Supplied passage —
Fairness Doctrine. Fairness Doctrine.

     Whoever heard of the Pope parading around, eeny meeny miney mo, with a
grapefruit in his head, and fee fo fi fum, and when he got through, putting on
a Bible-believing fundamentalist like me, to give my side!

     You know what they are? They're crooks. They're thieves. They'll steal.

     I was a member of the Freeholders Association here in Escambia County
back around 1950 or 1951, 1960, 1961, 1962, along in there. And they were
trying to put a bill through there to take homestead exemptions from everybody
in this county. Take what you had. They recently put up a law--what is it now,
per house? Homestead exemption? Twenty-five thousand homestead exemption. What
was it? Five thousand? That's pretty good. That same bunch who was behind that
thing here years ago was actually trying to take the whole thing away from
you, make you pay for the whole thing. Representative in Congress. The
representative for Florida is Representative Who? The Senator for Ohio is who?
Senator Crook? Representative Thief. Senator Crook.

     I haven't got anybody in Congress who represents me. Maybe you do. I
haven't got any.

     About the nearest I've heard of is a guy there in Congress called Eugene
Schuyler from the fifth district of Kentucky. He wanted the name Jesus Christ
put in the Bill of Rights, in the Preamble of the Constitution. And he wanted
to pass a law saying that all Congressman take a thirty-percent cut in their
salaries. They got rid of him quick.

     All right, you can steal time. You can steal rights. You can steal goods.

Given data —
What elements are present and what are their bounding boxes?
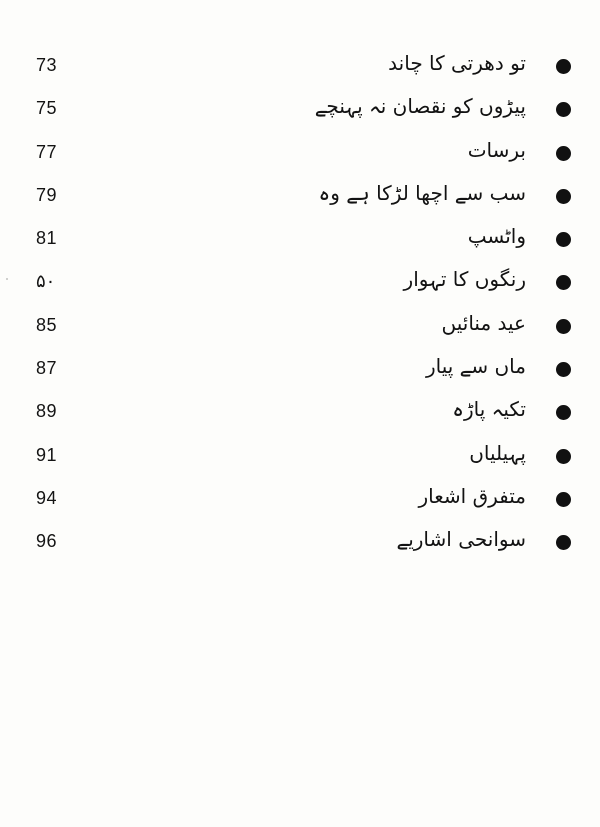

Set of tasks —
- a) Compare each statement with the Fairness Doctrine passage and mark it yes or no, quoting the words that settle it. (i) The speaker belonged to the Freeholders Association in Escambia County. (ii) Eugene Schuyler came from the fifth district of Ohio. (iii) The speaker claims to have somebody in Congress who represents them.
- b) Carry on the Fairness Doctrine passage from its final sentence, keeping the same speaker's voice.
Nothing here depends on the material.

Answers below —
- a)
(i) Yes: "I was a member of the Freeholders Association here in Escambia County"
(ii) No: "Eugene Schuyler from the fifth district of Kentucky"
(iii) No: "I haven't got anybody in Congress who represents me."

- b)
Back a couple of years ago, the big thing was to drive a van up in somebody's
house while they're gone, called 'em on the telephone, the telephone didn't
answer, then drive up the van and fill the thing full and head off with it.

     I was taking Priscilla to the bus station one night here in Pensacola
when she was much younger; I don't how long ago, maybe 12 or 15 years ago. And
I was taking her to the bus station one night, and a policeman pulled up
alongside me. I was just driving one of those vans, Chevrolet vans. He wanted
to check me out. Just because it was kinda late at night. I'd catch a bus late
at night around 12 o'clock. He just wanted to check me out. I said, "Help
yourself."

     I had Fritz in the van. And that Fritz was a hundred-pound black dog,
just as black as the ace of spades, about a hundred pounds--sit almost even
with a dining-room table. And that cop took one look in there and said, "I
guess you're all right!" He didn't open it up to see what was in it or what
wasn't in it.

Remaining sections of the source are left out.